Data items
☆ ☆ ☆ ☆ ☆ ☆ ☆

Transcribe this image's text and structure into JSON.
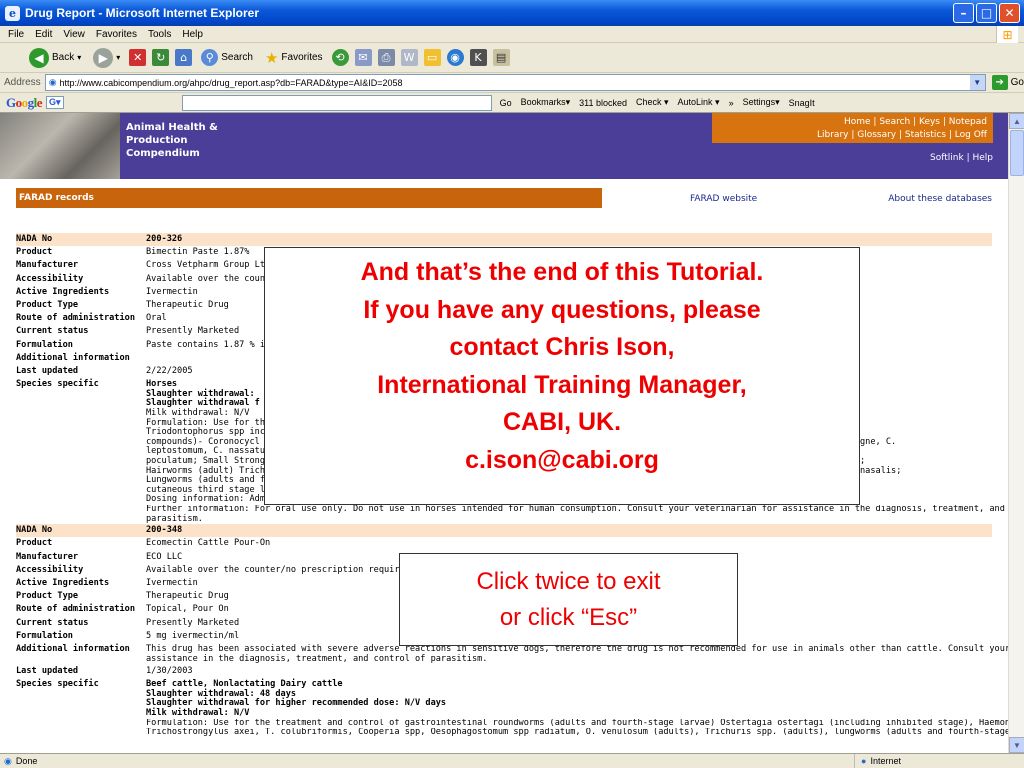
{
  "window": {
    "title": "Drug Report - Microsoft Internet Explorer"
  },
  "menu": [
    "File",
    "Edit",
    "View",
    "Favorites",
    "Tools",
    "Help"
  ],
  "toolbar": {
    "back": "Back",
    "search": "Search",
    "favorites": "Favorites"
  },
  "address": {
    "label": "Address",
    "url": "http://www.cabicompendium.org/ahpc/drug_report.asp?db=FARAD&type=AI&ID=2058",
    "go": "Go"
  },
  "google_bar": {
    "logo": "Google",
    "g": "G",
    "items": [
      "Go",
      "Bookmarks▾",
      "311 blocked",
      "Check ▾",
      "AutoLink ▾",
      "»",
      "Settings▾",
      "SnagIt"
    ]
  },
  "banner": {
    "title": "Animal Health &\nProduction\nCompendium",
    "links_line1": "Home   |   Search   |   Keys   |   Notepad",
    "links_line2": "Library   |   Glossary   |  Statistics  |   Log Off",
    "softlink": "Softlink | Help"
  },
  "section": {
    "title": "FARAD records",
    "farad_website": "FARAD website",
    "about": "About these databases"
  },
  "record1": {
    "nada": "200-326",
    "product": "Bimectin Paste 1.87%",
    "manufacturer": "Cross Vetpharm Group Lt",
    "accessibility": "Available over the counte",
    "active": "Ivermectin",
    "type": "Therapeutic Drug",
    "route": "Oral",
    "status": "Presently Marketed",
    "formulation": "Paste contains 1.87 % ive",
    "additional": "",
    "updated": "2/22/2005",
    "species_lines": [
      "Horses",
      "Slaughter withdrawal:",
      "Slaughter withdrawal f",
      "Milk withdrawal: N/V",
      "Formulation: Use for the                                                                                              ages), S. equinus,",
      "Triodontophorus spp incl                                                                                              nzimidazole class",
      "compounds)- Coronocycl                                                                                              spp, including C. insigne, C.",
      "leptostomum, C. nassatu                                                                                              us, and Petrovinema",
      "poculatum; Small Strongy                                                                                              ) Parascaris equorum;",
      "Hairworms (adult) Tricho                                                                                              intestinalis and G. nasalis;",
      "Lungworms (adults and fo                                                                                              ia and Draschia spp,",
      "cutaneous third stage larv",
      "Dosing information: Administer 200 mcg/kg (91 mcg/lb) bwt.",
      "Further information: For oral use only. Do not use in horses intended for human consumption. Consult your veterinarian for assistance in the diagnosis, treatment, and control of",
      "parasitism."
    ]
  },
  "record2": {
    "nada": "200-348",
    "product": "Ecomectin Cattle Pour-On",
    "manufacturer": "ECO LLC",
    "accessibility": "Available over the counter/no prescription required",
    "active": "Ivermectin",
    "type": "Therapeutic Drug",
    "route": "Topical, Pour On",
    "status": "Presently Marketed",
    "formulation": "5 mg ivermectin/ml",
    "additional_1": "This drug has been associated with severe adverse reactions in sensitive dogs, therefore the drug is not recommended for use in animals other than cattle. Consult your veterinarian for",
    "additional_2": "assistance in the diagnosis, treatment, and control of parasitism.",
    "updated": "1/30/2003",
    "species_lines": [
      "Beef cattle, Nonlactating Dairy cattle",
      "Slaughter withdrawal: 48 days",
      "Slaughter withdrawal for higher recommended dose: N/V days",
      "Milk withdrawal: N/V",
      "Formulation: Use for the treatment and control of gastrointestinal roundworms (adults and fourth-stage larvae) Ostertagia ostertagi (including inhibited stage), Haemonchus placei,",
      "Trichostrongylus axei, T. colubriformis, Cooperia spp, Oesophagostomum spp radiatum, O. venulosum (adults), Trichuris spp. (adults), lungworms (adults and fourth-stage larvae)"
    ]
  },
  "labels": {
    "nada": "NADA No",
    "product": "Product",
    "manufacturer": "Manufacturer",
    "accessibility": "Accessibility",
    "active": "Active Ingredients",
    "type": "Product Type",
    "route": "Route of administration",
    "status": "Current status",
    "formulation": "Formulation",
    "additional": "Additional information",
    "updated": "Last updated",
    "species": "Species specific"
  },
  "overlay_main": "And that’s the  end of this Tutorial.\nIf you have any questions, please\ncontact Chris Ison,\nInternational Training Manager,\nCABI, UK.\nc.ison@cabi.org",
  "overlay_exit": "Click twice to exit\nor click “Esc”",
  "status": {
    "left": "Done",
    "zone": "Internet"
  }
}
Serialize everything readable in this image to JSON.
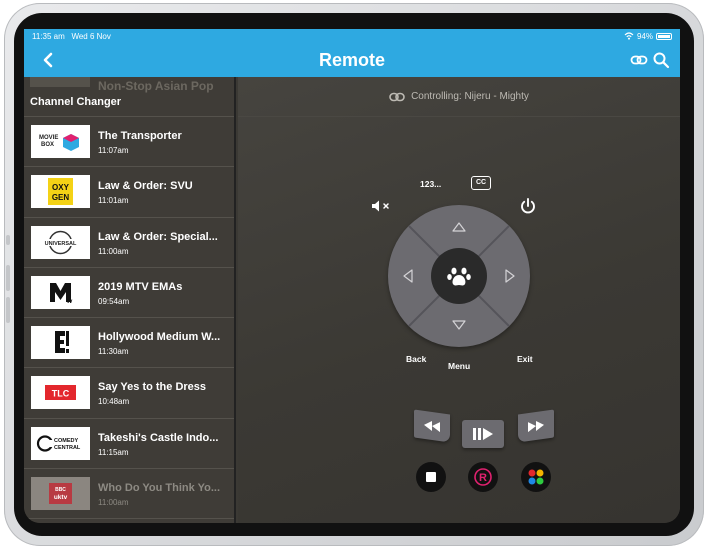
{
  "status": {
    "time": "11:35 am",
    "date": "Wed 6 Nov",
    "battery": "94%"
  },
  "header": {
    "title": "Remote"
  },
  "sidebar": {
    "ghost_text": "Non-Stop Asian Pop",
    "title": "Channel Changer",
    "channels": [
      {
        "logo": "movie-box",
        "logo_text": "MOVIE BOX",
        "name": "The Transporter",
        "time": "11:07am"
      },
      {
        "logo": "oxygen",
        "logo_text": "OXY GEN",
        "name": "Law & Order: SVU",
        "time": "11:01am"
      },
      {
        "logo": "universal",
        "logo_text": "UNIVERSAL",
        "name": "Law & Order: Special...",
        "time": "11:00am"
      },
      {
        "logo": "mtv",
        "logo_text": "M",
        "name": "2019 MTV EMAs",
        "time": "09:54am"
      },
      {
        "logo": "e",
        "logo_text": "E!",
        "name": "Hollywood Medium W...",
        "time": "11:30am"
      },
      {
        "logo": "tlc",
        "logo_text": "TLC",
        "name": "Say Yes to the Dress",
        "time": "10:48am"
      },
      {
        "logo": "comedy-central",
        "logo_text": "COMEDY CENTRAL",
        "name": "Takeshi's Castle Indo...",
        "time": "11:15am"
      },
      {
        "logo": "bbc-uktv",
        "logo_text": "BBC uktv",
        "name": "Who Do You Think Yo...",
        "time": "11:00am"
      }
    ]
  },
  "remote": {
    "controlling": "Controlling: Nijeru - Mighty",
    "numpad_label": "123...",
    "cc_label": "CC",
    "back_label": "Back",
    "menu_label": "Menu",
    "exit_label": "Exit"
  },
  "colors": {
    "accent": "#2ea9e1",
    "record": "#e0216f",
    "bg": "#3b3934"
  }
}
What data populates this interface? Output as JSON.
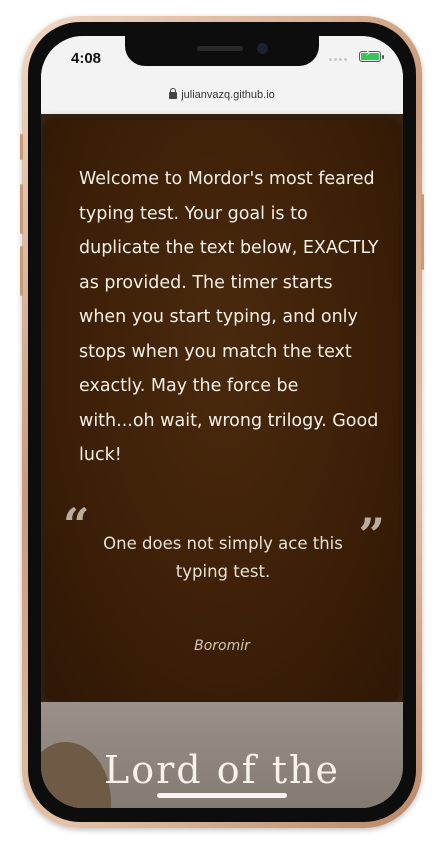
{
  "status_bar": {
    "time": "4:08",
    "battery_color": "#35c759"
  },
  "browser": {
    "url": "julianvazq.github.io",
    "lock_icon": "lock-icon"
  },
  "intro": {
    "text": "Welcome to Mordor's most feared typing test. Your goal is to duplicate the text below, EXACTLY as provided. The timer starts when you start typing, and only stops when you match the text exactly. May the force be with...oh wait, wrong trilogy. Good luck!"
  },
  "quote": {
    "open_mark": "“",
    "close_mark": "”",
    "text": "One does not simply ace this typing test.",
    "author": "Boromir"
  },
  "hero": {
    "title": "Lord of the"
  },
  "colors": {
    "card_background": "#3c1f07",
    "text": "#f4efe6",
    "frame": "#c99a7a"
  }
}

☆ ☆ ☆ ☆ ☆ ☆ ☆

> [Work to be completed] Extract the full listing above verbatim; pictures are to be left out of the copy.

> [Complete answer]
Transcribe this image's text and structure into JSON.
{
  "window": {
    "title": "Drug Report - Microsoft Internet Explorer"
  },
  "menu": [
    "File",
    "Edit",
    "View",
    "Favorites",
    "Tools",
    "Help"
  ],
  "toolbar": {
    "back": "Back",
    "search": "Search",
    "favorites": "Favorites"
  },
  "address": {
    "label": "Address",
    "url": "http://www.cabicompendium.org/ahpc/drug_report.asp?db=FARAD&type=AI&ID=2058",
    "go": "Go"
  },
  "google_bar": {
    "logo": "Google",
    "g": "G",
    "items": [
      "Go",
      "Bookmarks▾",
      "311 blocked",
      "Check ▾",
      "AutoLink ▾",
      "»",
      "Settings▾",
      "SnagIt"
    ]
  },
  "banner": {
    "title": "Animal Health &\nProduction\nCompendium",
    "links_line1": "Home   |   Search   |   Keys   |   Notepad",
    "links_line2": "Library   |   Glossary   |  Statistics  |   Log Off",
    "softlink": "Softlink | Help"
  },
  "section": {
    "title": "FARAD records",
    "farad_website": "FARAD website",
    "about": "About these databases"
  },
  "record1": {
    "nada": "200-326",
    "product": "Bimectin Paste 1.87%",
    "manufacturer": "Cross Vetpharm Group Lt",
    "accessibility": "Available over the counte",
    "active": "Ivermectin",
    "type": "Therapeutic Drug",
    "route": "Oral",
    "status": "Presently Marketed",
    "formulation": "Paste contains 1.87 % ive",
    "additional": "",
    "updated": "2/22/2005",
    "species_lines": [
      "Horses",
      "Slaughter withdrawal:",
      "Slaughter withdrawal f",
      "Milk withdrawal: N/V",
      "Formulation: Use for the                                                                                              ages), S. equinus,",
      "Triodontophorus spp incl                                                                                              nzimidazole class",
      "compounds)- Coronocycl                                                                                              spp, including C. insigne, C.",
      "leptostomum, C. nassatu                                                                                              us, and Petrovinema",
      "poculatum; Small Strongy                                                                                              ) Parascaris equorum;",
      "Hairworms (adult) Tricho                                                                                              intestinalis and G. nasalis;",
      "Lungworms (adults and fo                                                                                              ia and Draschia spp,",
      "cutaneous third stage larv",
      "Dosing information: Administer 200 mcg/kg (91 mcg/lb) bwt.",
      "Further information: For oral use only. Do not use in horses intended for human consumption. Consult your veterinarian for assistance in the diagnosis, treatment, and control of",
      "parasitism."
    ]
  },
  "record2": {
    "nada": "200-348",
    "product": "Ecomectin Cattle Pour-On",
    "manufacturer": "ECO LLC",
    "accessibility": "Available over the counter/no prescription required",
    "active": "Ivermectin",
    "type": "Therapeutic Drug",
    "route": "Topical, Pour On",
    "status": "Presently Marketed",
    "formulation": "5 mg ivermectin/ml",
    "additional_1": "This drug has been associated with severe adverse reactions in sensitive dogs, therefore the drug is not recommended for use in animals other than cattle. Consult your veterinarian for",
    "additional_2": "assistance in the diagnosis, treatment, and control of parasitism.",
    "updated": "1/30/2003",
    "species_lines": [
      "Beef cattle, Nonlactating Dairy cattle",
      "Slaughter withdrawal: 48 days",
      "Slaughter withdrawal for higher recommended dose: N/V days",
      "Milk withdrawal: N/V",
      "Formulation: Use for the treatment and control of gastrointestinal roundworms (adults and fourth-stage larvae) Ostertagia ostertagi (including inhibited stage), Haemonchus placei,",
      "Trichostrongylus axei, T. colubriformis, Cooperia spp, Oesophagostomum spp radiatum, O. venulosum (adults), Trichuris spp. (adults), lungworms (adults and fourth-stage larvae)"
    ]
  },
  "labels": {
    "nada": "NADA No",
    "product": "Product",
    "manufacturer": "Manufacturer",
    "accessibility": "Accessibility",
    "active": "Active Ingredients",
    "type": "Product Type",
    "route": "Route of administration",
    "status": "Current status",
    "formulation": "Formulation",
    "additional": "Additional information",
    "updated": "Last updated",
    "species": "Species specific"
  },
  "overlay_main": "And that’s the  end of this Tutorial.\nIf you have any questions, please\ncontact Chris Ison,\nInternational Training Manager,\nCABI, UK.\nc.ison@cabi.org",
  "overlay_exit": "Click twice to exit\nor click “Esc”",
  "status": {
    "left": "Done",
    "zone": "Internet"
  }
}
Serialize everything readable in this image to JSON.
{
  "status": {
    "time": "11:35 am",
    "date": "Wed 6 Nov",
    "battery": "94%"
  },
  "header": {
    "title": "Remote"
  },
  "sidebar": {
    "ghost_text": "Non-Stop Asian Pop",
    "title": "Channel Changer",
    "channels": [
      {
        "logo": "movie-box",
        "logo_text": "MOVIE BOX",
        "name": "The Transporter",
        "time": "11:07am"
      },
      {
        "logo": "oxygen",
        "logo_text": "OXY GEN",
        "name": "Law & Order: SVU",
        "time": "11:01am"
      },
      {
        "logo": "universal",
        "logo_text": "UNIVERSAL",
        "name": "Law & Order: Special...",
        "time": "11:00am"
      },
      {
        "logo": "mtv",
        "logo_text": "M",
        "name": "2019 MTV EMAs",
        "time": "09:54am"
      },
      {
        "logo": "e",
        "logo_text": "E!",
        "name": "Hollywood Medium W...",
        "time": "11:30am"
      },
      {
        "logo": "tlc",
        "logo_text": "TLC",
        "name": "Say Yes to the Dress",
        "time": "10:48am"
      },
      {
        "logo": "comedy-central",
        "logo_text": "COMEDY CENTRAL",
        "name": "Takeshi's Castle Indo...",
        "time": "11:15am"
      },
      {
        "logo": "bbc-uktv",
        "logo_text": "BBC uktv",
        "name": "Who Do You Think Yo...",
        "time": "11:00am"
      }
    ]
  },
  "remote": {
    "controlling": "Controlling: Nijeru - Mighty",
    "numpad_label": "123...",
    "cc_label": "CC",
    "back_label": "Back",
    "menu_label": "Menu",
    "exit_label": "Exit"
  },
  "colors": {
    "accent": "#2ea9e1",
    "record": "#e0216f",
    "bg": "#3b3934"
  }
}
What data populates this interface? Output as JSON.
{
  "status_bar": {
    "time": "4:08",
    "battery_color": "#35c759"
  },
  "browser": {
    "url": "julianvazq.github.io",
    "lock_icon": "lock-icon"
  },
  "intro": {
    "text": "Welcome to Mordor's most feared typing test. Your goal is to duplicate the text below, EXACTLY as provided. The timer starts when you start typing, and only stops when you match the text exactly. May the force be with...oh wait, wrong trilogy. Good luck!"
  },
  "quote": {
    "open_mark": "“",
    "close_mark": "”",
    "text": "One does not simply ace this typing test.",
    "author": "Boromir"
  },
  "hero": {
    "title": "Lord of the"
  },
  "colors": {
    "card_background": "#3c1f07",
    "text": "#f4efe6",
    "frame": "#c99a7a"
  }
}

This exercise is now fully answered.